======== The data ========

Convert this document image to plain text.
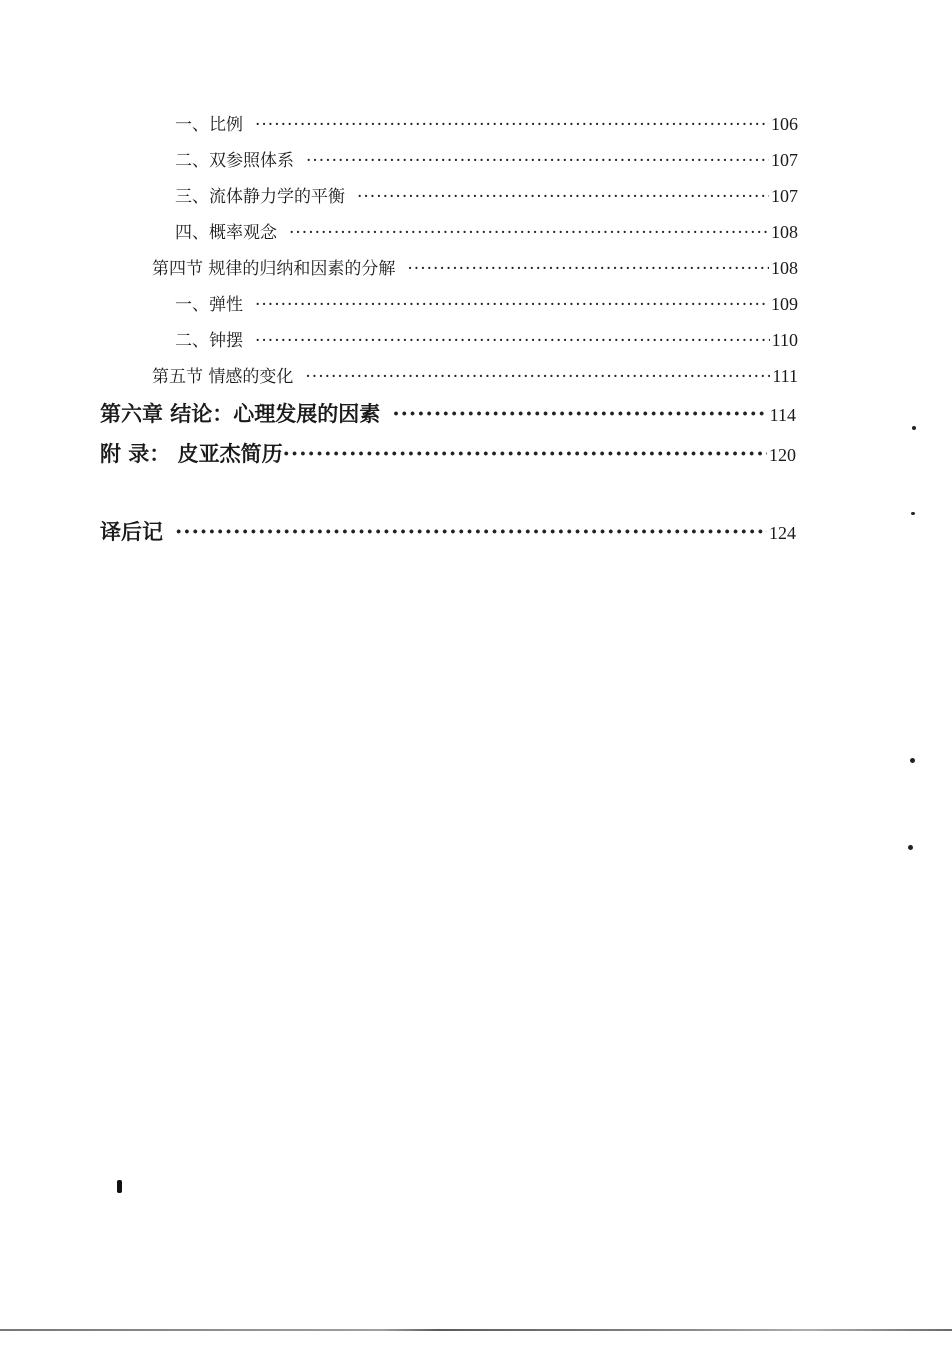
一、比例 ·····	106
二、双参照体系 ·····	107
三、流体静力学的平衡 ·····	107
四、概率观念 ·····	108
第四节 规律的归纳和因素的分解 ·····	108
一、弹性 ·····	109
二、钟摆 ·····	110
第五节 情感的变化 ·····	111
第六章 结论：心理发展的因素 ·····	114
附 录： 皮亚杰简历 ·····	120
译后记 ·····	124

========

→ Required task
Except for the pictures, print the data above exactly.

→ Exercise answer
Convert this document image to plain text.
一、比例 ·····	106
二、双参照体系 ·····	107
三、流体静力学的平衡 ·····	107
四、概率观念 ·····	108
第四节 规律的归纳和因素的分解 ·····	108
一、弹性 ·····	109
二、钟摆 ·····	110
第五节 情感的变化 ·····	111
第六章 结论：心理发展的因素 ·····	114
附 录： 皮亚杰简历 ·····	120
译后记 ·····	124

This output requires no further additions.